### GIVEN TASK
Return, without any alteration, the lines from the start of the records through the line that contains "candle-body xyxy=(383,343,387,353)", inclusive.

### Data listing
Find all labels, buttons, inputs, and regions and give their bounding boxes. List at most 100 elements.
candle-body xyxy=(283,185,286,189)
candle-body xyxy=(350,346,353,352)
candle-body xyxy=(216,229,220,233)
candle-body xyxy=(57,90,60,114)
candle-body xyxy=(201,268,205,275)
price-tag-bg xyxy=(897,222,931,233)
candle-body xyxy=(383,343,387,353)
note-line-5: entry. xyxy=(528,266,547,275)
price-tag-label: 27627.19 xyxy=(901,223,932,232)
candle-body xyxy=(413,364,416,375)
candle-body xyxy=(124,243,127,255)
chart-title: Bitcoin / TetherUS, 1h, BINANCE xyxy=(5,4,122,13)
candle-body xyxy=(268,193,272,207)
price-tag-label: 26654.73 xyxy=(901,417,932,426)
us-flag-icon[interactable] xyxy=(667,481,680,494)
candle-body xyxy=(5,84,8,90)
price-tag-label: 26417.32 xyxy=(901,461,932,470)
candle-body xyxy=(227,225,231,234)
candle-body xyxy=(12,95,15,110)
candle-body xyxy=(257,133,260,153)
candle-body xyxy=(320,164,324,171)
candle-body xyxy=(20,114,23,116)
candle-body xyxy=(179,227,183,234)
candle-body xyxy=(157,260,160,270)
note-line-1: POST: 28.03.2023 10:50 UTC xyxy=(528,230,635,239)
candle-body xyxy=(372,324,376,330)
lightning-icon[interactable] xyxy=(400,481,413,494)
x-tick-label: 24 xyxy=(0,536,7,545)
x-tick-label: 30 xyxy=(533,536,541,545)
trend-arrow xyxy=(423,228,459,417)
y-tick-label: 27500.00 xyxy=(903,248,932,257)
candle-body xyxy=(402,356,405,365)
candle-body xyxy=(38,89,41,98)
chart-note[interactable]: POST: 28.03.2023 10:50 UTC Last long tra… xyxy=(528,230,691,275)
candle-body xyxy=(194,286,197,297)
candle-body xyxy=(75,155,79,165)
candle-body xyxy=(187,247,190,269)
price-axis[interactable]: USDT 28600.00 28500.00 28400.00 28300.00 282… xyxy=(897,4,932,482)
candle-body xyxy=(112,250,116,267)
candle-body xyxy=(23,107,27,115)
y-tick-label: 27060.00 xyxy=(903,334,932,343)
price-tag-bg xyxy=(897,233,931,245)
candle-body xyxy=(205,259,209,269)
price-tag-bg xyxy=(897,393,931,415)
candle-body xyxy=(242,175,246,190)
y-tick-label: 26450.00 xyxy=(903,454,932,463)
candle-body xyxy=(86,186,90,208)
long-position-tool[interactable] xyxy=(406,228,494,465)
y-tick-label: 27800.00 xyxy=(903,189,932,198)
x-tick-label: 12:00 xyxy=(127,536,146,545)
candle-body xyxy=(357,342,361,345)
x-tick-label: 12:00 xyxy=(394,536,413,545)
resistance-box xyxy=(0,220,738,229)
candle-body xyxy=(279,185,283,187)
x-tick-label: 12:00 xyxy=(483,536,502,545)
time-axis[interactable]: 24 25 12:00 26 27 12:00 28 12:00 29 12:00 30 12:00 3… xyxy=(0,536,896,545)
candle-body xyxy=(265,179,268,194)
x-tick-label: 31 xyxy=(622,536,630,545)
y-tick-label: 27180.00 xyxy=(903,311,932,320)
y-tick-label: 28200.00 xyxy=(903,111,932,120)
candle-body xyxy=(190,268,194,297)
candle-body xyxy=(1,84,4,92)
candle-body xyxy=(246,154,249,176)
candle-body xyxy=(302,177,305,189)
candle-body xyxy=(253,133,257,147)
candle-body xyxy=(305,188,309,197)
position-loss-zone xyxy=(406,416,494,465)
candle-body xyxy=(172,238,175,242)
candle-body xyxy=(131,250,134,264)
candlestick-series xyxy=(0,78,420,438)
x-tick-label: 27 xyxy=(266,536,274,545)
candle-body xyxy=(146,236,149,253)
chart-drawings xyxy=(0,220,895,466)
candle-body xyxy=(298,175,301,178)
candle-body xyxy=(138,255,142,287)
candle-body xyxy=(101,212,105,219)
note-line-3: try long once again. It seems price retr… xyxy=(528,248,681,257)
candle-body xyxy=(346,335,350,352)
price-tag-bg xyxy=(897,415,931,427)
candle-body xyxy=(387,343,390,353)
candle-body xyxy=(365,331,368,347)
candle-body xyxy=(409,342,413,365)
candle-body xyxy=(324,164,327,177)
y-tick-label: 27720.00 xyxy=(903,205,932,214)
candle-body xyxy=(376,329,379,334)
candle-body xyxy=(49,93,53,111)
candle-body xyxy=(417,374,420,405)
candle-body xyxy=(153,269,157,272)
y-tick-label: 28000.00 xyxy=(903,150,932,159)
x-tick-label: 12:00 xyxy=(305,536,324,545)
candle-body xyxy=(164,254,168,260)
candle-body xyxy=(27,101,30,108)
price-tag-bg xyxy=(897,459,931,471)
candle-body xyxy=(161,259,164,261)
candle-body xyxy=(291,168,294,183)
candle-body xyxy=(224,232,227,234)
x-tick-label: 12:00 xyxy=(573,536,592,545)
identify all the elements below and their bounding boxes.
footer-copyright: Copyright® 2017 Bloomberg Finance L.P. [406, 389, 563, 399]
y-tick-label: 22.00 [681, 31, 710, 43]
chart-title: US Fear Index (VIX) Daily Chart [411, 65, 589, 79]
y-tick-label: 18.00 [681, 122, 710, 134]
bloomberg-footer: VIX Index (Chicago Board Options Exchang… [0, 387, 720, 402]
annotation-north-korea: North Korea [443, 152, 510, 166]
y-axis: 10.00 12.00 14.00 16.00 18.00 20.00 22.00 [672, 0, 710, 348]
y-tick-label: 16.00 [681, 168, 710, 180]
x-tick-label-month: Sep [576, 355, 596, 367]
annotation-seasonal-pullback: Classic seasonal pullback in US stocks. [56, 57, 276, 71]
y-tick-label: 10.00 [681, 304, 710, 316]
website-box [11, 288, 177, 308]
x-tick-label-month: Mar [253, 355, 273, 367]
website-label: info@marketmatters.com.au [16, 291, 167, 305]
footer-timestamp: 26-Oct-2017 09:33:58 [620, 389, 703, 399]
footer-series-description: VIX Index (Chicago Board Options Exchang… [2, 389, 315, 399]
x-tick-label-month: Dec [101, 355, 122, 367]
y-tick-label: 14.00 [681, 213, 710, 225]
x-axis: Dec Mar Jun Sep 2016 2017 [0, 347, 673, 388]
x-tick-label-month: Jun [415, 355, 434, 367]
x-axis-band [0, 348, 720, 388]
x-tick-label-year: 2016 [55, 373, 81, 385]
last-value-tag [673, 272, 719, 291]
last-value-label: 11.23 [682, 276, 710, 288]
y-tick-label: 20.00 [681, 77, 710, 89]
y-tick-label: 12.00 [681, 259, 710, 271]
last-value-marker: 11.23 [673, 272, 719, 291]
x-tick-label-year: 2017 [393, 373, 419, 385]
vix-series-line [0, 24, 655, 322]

### FINAL RESULT
Find all labels, buttons, inputs, and regions and give their bounding boxes. List at most 100 elements.
candle-body xyxy=(283,185,286,189)
candle-body xyxy=(350,346,353,352)
candle-body xyxy=(216,229,220,233)
candle-body xyxy=(57,90,60,114)
candle-body xyxy=(201,268,205,275)
price-tag-bg xyxy=(897,222,931,233)
candle-body xyxy=(383,343,387,353)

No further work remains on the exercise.